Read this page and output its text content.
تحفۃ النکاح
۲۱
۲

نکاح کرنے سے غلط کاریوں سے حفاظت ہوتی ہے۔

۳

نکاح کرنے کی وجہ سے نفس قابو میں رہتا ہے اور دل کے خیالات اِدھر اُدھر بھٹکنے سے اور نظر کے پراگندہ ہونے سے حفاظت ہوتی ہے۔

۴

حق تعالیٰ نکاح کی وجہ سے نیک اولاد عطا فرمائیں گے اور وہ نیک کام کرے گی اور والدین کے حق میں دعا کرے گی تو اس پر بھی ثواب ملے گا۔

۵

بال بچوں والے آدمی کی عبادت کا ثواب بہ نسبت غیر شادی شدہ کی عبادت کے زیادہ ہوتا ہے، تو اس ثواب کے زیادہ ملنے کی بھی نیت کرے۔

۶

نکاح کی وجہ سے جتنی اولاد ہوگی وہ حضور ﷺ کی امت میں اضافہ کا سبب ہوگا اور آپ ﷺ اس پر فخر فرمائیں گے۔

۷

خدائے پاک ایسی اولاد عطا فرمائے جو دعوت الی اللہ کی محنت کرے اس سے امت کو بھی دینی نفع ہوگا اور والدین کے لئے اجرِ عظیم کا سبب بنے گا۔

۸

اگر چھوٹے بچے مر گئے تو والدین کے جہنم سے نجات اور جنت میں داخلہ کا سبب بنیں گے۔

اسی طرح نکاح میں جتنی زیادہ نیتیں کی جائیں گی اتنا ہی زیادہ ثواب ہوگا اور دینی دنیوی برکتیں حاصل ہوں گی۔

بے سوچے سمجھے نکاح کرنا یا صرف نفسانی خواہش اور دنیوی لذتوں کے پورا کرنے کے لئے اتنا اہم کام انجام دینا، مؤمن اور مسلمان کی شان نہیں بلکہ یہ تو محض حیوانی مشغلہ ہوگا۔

--

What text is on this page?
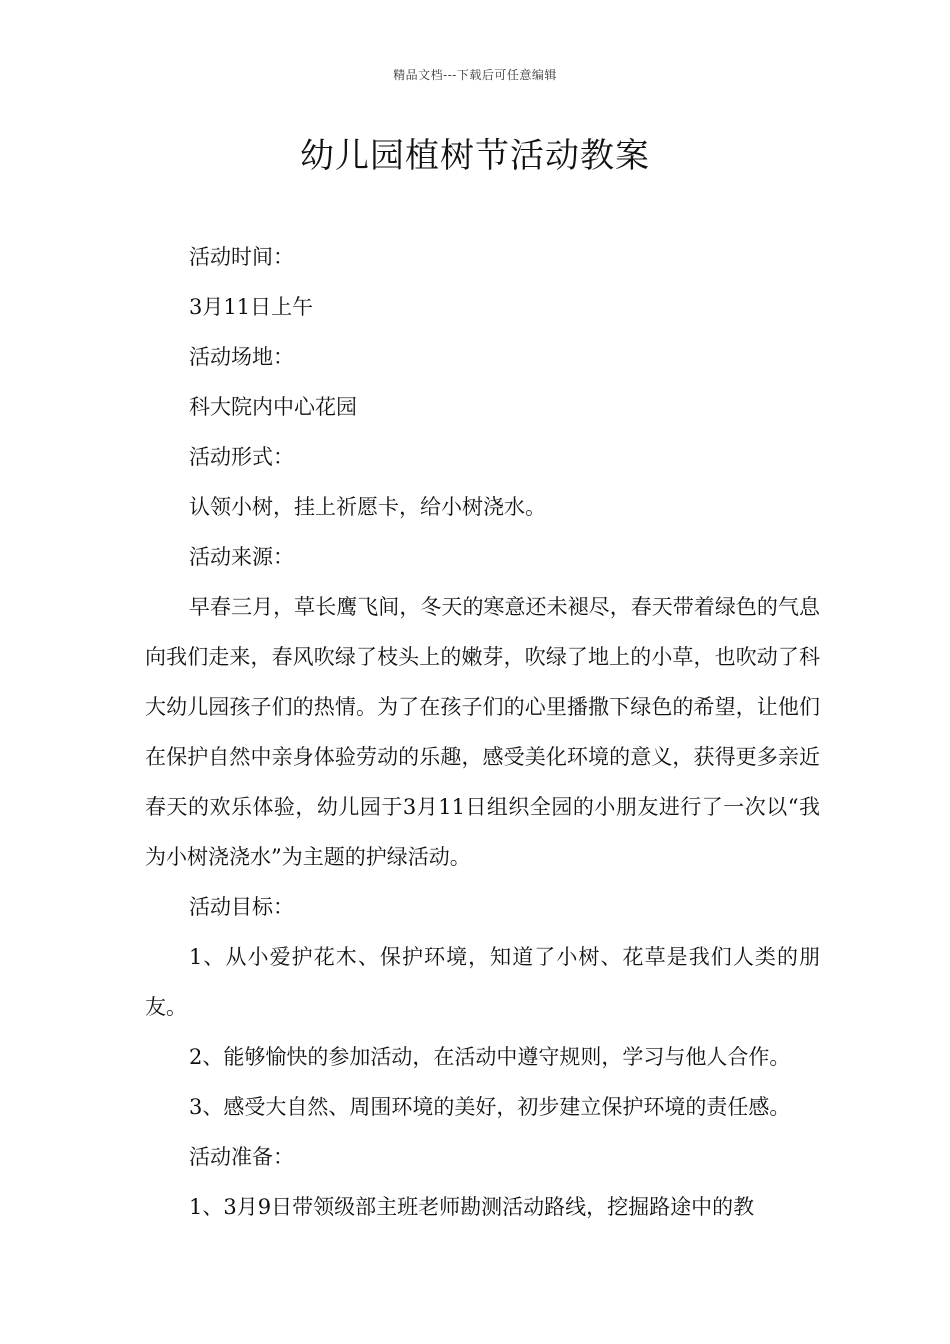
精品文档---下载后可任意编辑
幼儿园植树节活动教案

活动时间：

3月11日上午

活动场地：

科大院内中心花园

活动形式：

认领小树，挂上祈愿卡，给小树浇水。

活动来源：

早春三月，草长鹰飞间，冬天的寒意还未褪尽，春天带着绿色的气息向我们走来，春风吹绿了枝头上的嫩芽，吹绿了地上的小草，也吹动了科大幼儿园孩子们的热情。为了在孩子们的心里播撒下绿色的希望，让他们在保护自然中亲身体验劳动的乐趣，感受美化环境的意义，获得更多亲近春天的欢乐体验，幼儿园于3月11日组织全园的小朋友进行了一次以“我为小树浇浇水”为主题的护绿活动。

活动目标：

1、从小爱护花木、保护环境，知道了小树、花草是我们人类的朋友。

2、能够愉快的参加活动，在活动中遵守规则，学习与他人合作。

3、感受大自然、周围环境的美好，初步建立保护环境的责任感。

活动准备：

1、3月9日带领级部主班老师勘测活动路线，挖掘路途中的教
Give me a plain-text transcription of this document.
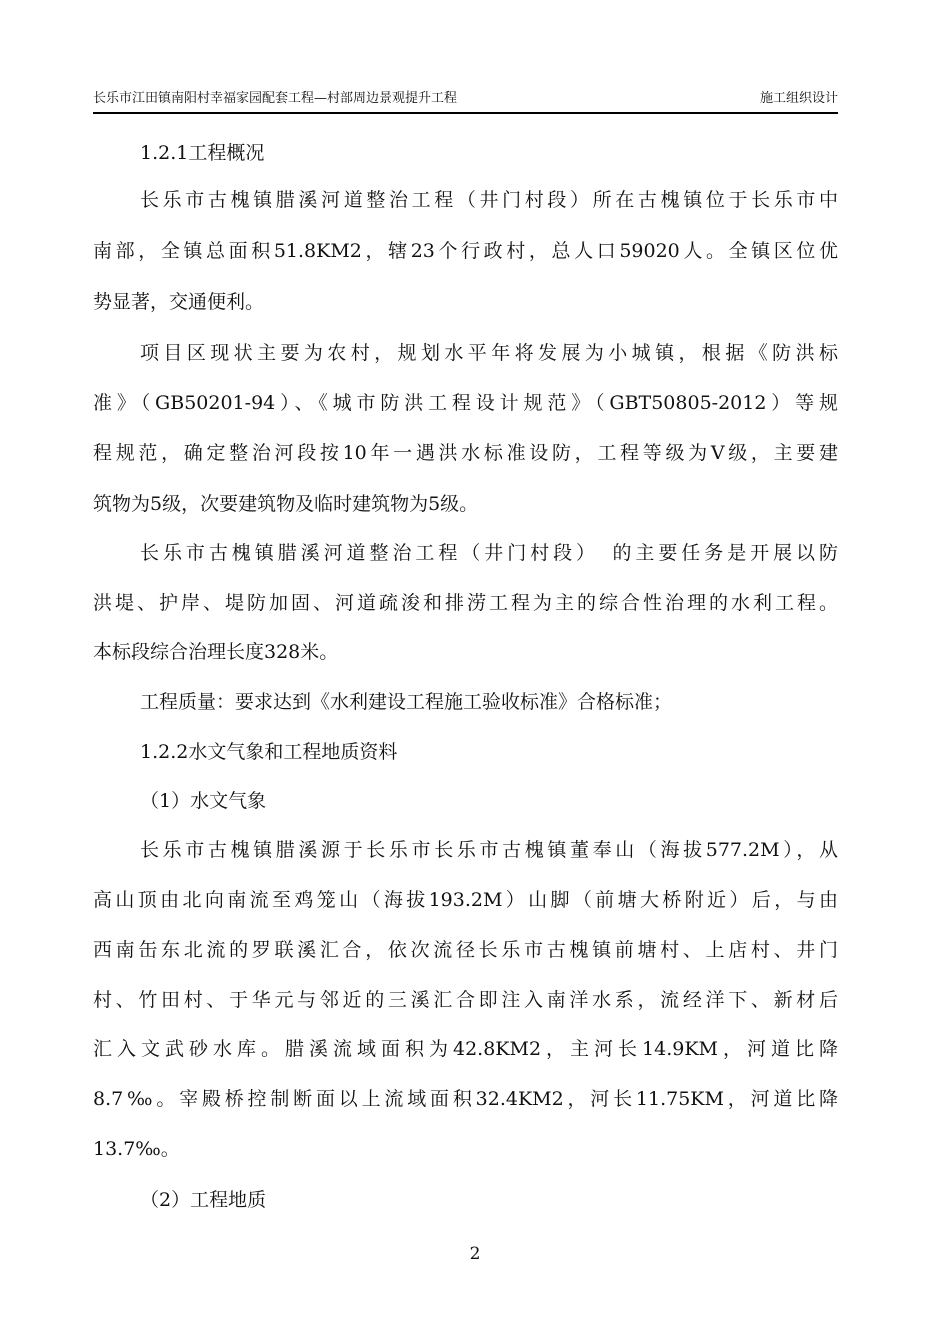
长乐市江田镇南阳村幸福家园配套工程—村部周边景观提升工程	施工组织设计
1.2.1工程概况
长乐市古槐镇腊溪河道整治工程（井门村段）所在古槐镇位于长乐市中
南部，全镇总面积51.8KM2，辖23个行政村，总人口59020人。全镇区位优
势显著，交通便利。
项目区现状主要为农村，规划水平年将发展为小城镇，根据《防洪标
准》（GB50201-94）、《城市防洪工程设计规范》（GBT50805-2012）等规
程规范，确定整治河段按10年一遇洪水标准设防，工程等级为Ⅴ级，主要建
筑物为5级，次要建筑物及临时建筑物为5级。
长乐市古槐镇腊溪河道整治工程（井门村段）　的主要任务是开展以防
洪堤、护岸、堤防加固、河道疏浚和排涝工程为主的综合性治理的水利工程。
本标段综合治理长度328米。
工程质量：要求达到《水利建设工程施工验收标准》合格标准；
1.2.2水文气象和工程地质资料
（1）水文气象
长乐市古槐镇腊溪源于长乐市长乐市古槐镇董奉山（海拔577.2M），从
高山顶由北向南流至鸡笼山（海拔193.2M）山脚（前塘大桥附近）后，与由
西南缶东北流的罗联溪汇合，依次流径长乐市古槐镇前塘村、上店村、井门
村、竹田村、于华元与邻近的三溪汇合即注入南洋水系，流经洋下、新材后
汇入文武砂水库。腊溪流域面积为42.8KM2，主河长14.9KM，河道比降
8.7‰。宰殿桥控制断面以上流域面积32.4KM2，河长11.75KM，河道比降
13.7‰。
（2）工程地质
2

§ **STATED GOAL**
Go through the material above and copy each line that has the word "井门村段".

§ **THE OUTPUT**
长乐市古槐镇腊溪河道整治工程（井门村段）所在古槐镇位于长乐市中
长乐市古槐镇腊溪河道整治工程（井门村段）　的主要任务是开展以防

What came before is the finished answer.